__PROMPT__
Reproduce the listing below line by line, without changing any character, and leave out the picture.

__MATERIAL__
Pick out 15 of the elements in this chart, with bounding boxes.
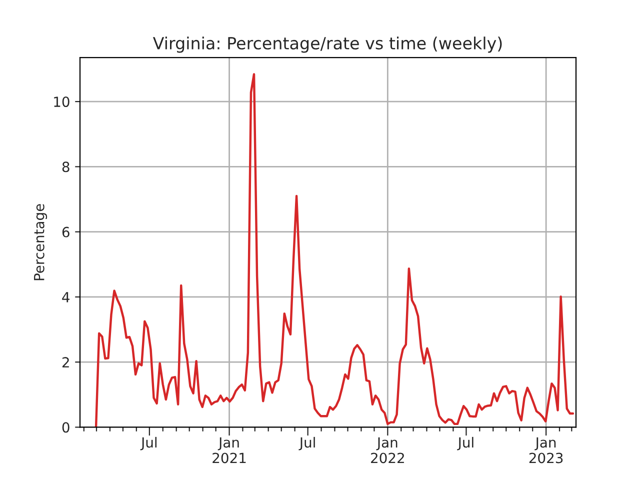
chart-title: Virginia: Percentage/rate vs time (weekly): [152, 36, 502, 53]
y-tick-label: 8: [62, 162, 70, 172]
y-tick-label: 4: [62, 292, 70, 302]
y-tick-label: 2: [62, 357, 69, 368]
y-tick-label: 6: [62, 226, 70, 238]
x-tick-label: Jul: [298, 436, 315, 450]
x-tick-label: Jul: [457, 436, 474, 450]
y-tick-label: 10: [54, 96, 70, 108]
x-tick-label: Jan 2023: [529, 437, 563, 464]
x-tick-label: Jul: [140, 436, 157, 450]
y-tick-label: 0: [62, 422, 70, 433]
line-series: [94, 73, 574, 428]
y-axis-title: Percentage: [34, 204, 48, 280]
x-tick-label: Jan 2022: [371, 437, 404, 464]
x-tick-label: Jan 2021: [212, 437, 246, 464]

__TASK RESPONSE__
Pick out 15 of the elements in this chart, with bounding boxes.
chart-title: Virginia: Percentage/rate vs time (weekly): [152, 36, 502, 53]
y-tick-label: 8: [62, 162, 70, 172]
y-tick-label: 4: [62, 292, 70, 302]
y-tick-label: 2: [62, 357, 69, 368]
y-tick-label: 6: [62, 226, 70, 238]
x-tick-label: Jul: [298, 436, 315, 450]
x-tick-label: Jul: [457, 436, 474, 450]
y-tick-label: 10: [54, 96, 70, 108]
x-tick-label: Jan 2023: [529, 437, 563, 464]
x-tick-label: Jul: [140, 436, 157, 450]
y-tick-label: 0: [62, 422, 70, 433]
line-series: [94, 73, 574, 428]
y-axis-title: Percentage: [34, 204, 48, 280]
x-tick-label: Jan 2022: [371, 437, 404, 464]
x-tick-label: Jan 2021: [212, 437, 246, 464]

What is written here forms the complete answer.